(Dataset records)
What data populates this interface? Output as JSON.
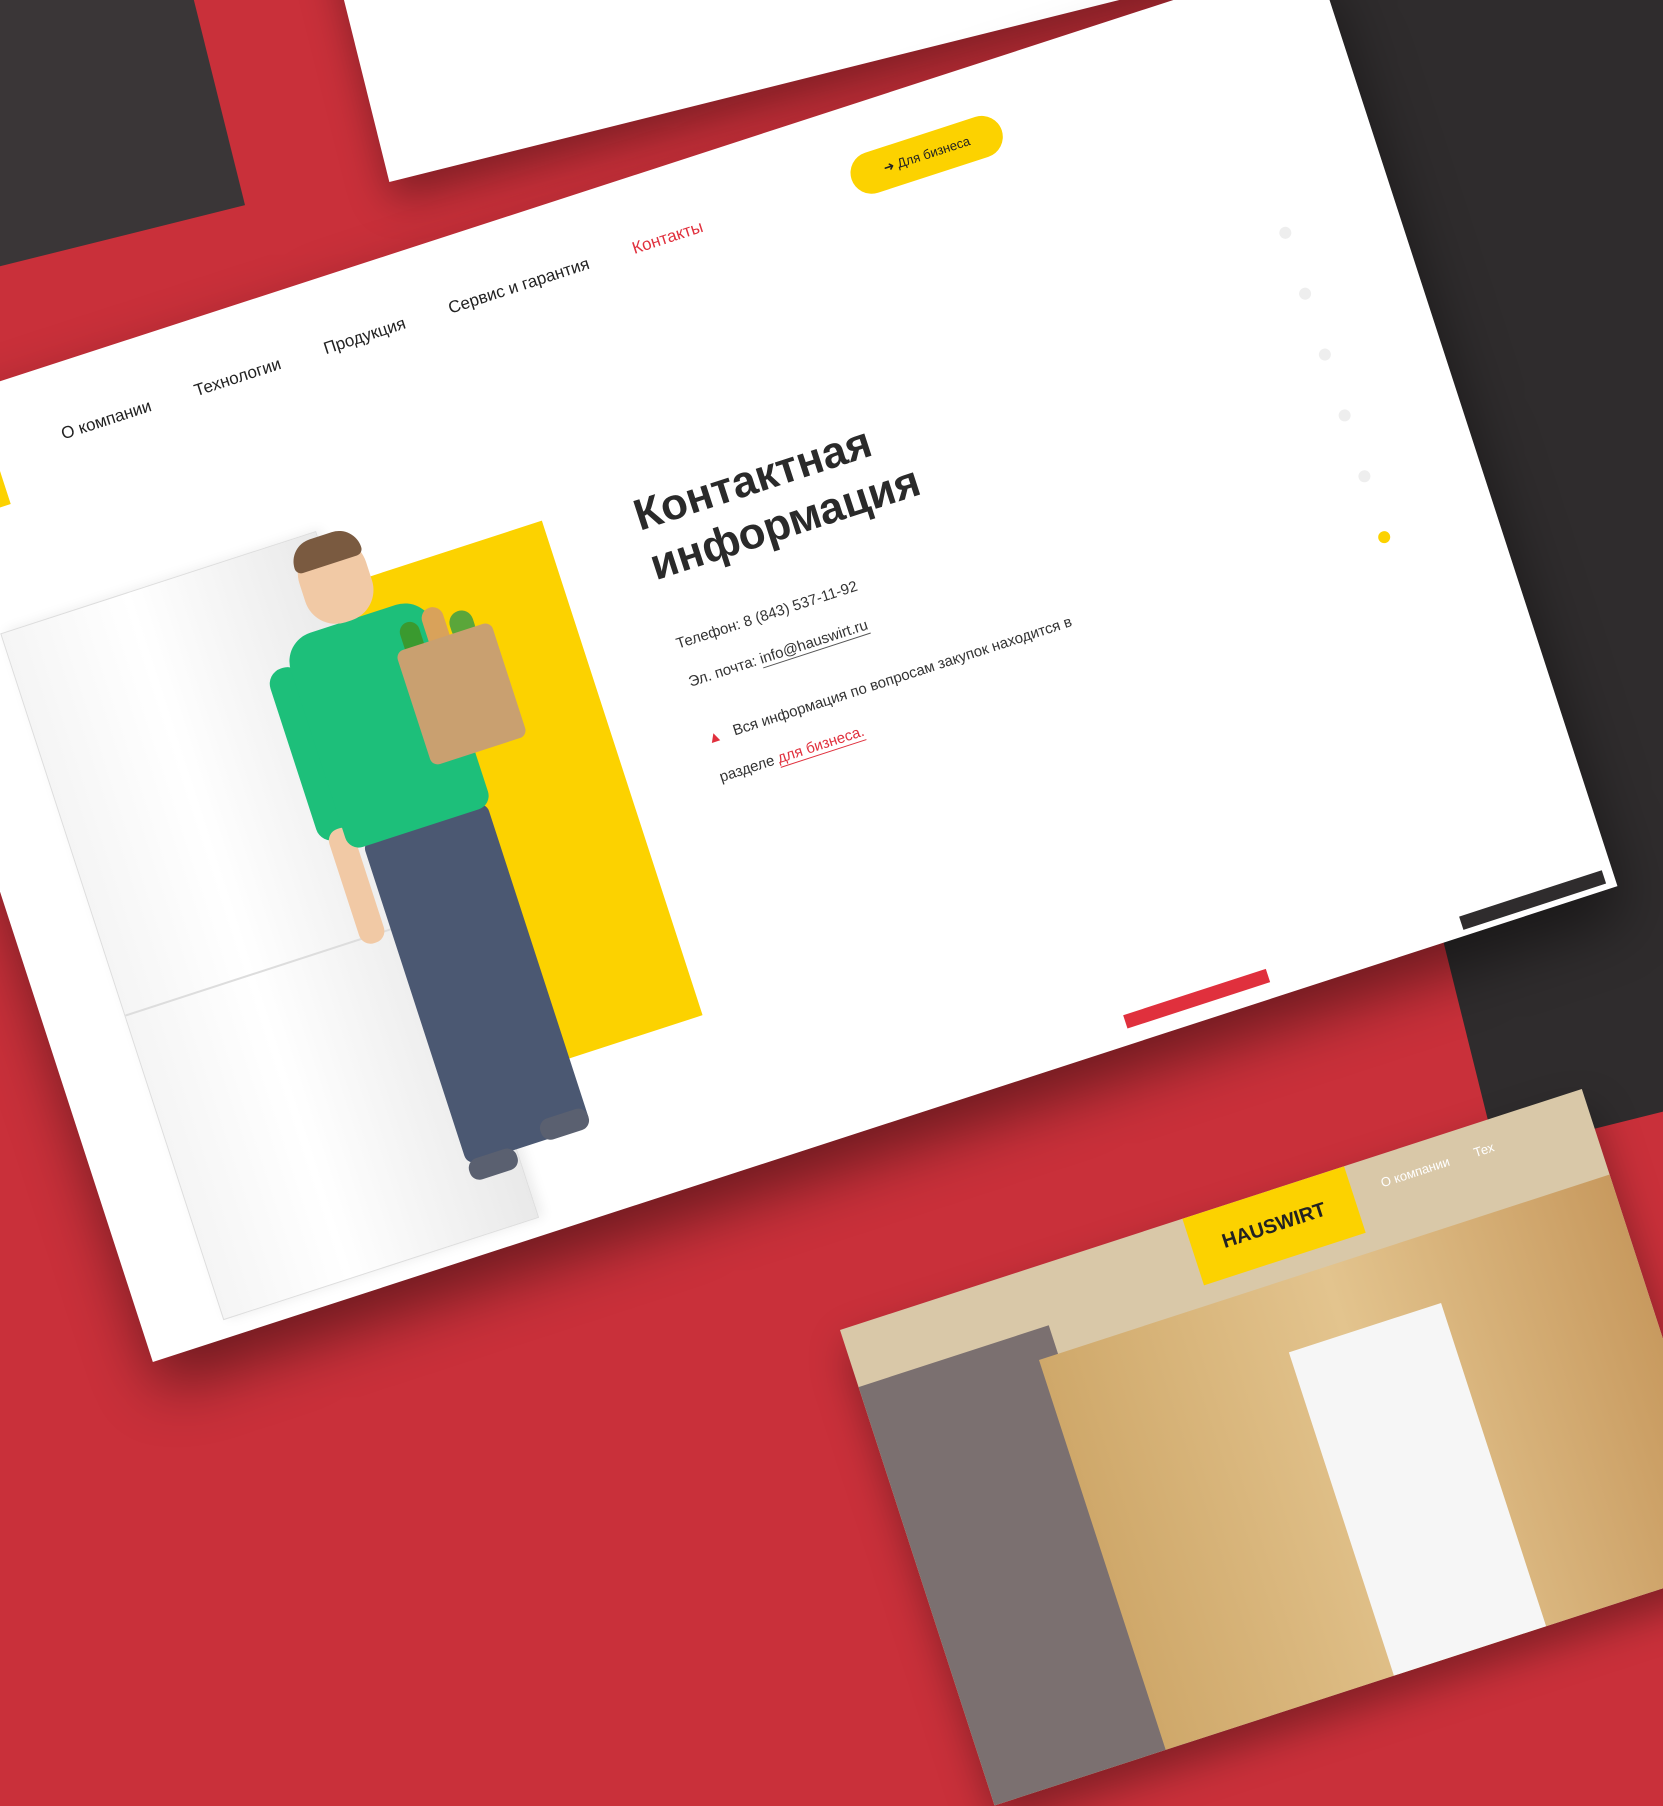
{
  "nav": {
    "items": [
      "О компании",
      "Технологии",
      "Продукция",
      "Сервис и гарантия",
      "Контакты"
    ],
    "active": "Контакты"
  },
  "business_button": {
    "icon": "login-icon",
    "label": "Для бизнеса"
  },
  "contact": {
    "title_line1": "Контактная",
    "title_line2": "информация",
    "phone_label": "Телефон:",
    "phone": "8 (843) 537-11-92",
    "email_label": "Эл. почта:",
    "email": "info@hauswirt.ru",
    "warning_text": "Вся информация по вопросам закупок находится в разделе",
    "warning_link": "для бизнеса.",
    "warning_icon": "warning-icon"
  },
  "pagination": {
    "total": 6,
    "active_index": 5
  },
  "second_page": {
    "logo": "HAUSWIRT",
    "nav": [
      "О компании",
      "Тех"
    ]
  },
  "colors": {
    "background_red": "#c9303a",
    "accent_yellow": "#fcd200",
    "accent_red": "#e0303d",
    "dark": "#2f2c2d",
    "shirt_green": "#1dbf7a"
  }
}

(PROBLEM TO WORK ON):
Replicate the material above verbatim; images stay out of the copy.

(TASK ANSWER):
What data populates this interface? Output as JSON.
{
  "nav": {
    "items": [
      "О компании",
      "Технологии",
      "Продукция",
      "Сервис и гарантия",
      "Контакты"
    ],
    "active": "Контакты"
  },
  "business_button": {
    "icon": "login-icon",
    "label": "Для бизнеса"
  },
  "contact": {
    "title_line1": "Контактная",
    "title_line2": "информация",
    "phone_label": "Телефон:",
    "phone": "8 (843) 537-11-92",
    "email_label": "Эл. почта:",
    "email": "info@hauswirt.ru",
    "warning_text": "Вся информация по вопросам закупок находится в разделе",
    "warning_link": "для бизнеса.",
    "warning_icon": "warning-icon"
  },
  "pagination": {
    "total": 6,
    "active_index": 5
  },
  "second_page": {
    "logo": "HAUSWIRT",
    "nav": [
      "О компании",
      "Тех"
    ]
  },
  "colors": {
    "background_red": "#c9303a",
    "accent_yellow": "#fcd200",
    "accent_red": "#e0303d",
    "dark": "#2f2c2d",
    "shirt_green": "#1dbf7a"
  }
}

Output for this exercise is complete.